**EXERCISE:** Reproduce every record exactly as it appears, but not the pictures.
--------------------------------------------------
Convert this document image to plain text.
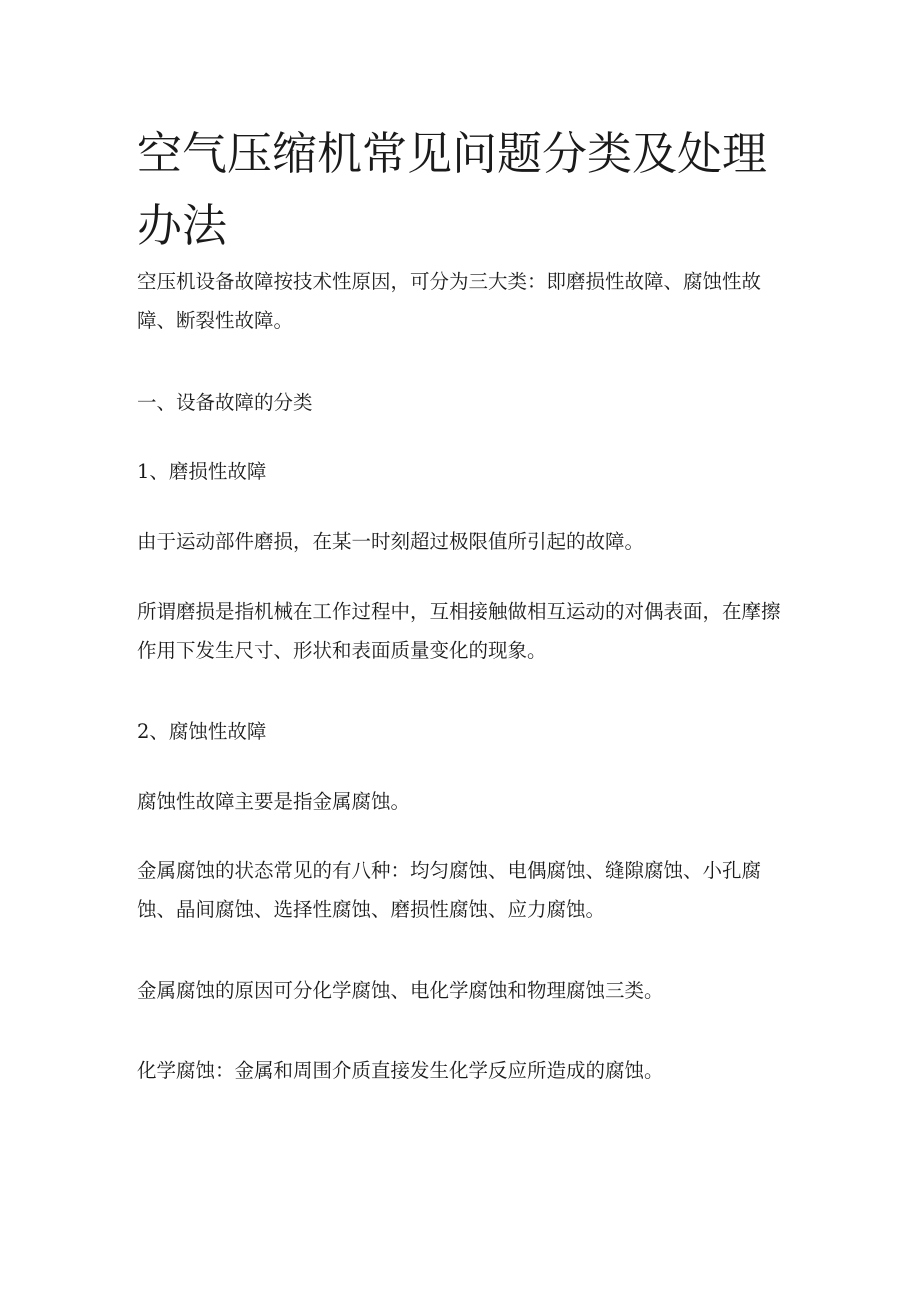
空气压缩机常见问题分类及处理办法

空压机设备故障按技术性原因，可分为三大类：即磨损性故障、腐蚀性故障、断裂性故障。

一、设备故障的分类

1、磨损性故障

由于运动部件磨损，在某一时刻超过极限值所引起的故障。

所谓磨损是指机械在工作过程中，互相接触做相互运动的对偶表面，在摩擦作用下发生尺寸、形状和表面质量变化的现象。

2、腐蚀性故障

腐蚀性故障主要是指金属腐蚀。

金属腐蚀的状态常见的有八种：均匀腐蚀、电偶腐蚀、缝隙腐蚀、小孔腐蚀、晶间腐蚀、选择性腐蚀、磨损性腐蚀、应力腐蚀。

金属腐蚀的原因可分化学腐蚀、电化学腐蚀和物理腐蚀三类。

化学腐蚀：金属和周围介质直接发生化学反应所造成的腐蚀。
--------------------------------------------------
**SOLUTION TO THE EXERCISE:**
Convert this document image to plain text.
空气压缩机常见问题分类及处理办法

空压机设备故障按技术性原因，可分为三大类：即磨损性故障、腐蚀性故障、断裂性故障。

一、设备故障的分类

1、磨损性故障

由于运动部件磨损，在某一时刻超过极限值所引起的故障。

所谓磨损是指机械在工作过程中，互相接触做相互运动的对偶表面，在摩擦作用下发生尺寸、形状和表面质量变化的现象。

2、腐蚀性故障

腐蚀性故障主要是指金属腐蚀。

金属腐蚀的状态常见的有八种：均匀腐蚀、电偶腐蚀、缝隙腐蚀、小孔腐蚀、晶间腐蚀、选择性腐蚀、磨损性腐蚀、应力腐蚀。

金属腐蚀的原因可分化学腐蚀、电化学腐蚀和物理腐蚀三类。

化学腐蚀：金属和周围介质直接发生化学反应所造成的腐蚀。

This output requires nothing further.